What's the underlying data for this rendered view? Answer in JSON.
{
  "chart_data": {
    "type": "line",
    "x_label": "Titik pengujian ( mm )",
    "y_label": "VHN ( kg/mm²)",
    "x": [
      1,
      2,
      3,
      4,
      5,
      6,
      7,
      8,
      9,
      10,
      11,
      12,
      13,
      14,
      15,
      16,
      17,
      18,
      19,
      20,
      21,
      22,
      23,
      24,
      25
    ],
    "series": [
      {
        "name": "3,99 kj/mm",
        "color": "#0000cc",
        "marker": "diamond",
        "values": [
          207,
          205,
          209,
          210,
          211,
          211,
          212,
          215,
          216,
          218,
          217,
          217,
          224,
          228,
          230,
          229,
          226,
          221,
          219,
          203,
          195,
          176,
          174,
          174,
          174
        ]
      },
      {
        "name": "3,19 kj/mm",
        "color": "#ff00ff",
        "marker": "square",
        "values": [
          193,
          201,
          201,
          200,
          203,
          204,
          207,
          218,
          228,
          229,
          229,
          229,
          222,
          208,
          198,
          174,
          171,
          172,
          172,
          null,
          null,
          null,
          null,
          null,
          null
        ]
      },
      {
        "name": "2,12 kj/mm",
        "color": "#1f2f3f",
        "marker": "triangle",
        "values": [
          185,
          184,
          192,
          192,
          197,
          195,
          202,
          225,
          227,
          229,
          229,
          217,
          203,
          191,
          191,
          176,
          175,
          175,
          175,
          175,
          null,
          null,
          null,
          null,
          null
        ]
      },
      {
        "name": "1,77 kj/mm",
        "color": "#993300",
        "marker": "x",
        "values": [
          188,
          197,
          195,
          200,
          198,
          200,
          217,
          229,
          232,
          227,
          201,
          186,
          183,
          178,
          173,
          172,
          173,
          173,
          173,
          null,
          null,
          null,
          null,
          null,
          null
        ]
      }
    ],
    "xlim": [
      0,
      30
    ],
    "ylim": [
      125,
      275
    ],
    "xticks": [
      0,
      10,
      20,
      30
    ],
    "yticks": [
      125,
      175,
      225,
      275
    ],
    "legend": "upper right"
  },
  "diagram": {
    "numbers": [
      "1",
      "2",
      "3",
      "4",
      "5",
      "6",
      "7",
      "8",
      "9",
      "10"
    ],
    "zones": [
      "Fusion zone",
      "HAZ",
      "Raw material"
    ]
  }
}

------------------------------

- [What to work on]: From the listing above, find the number of lines with the word "name" in them. Answer with the number only.

- [Result]: 4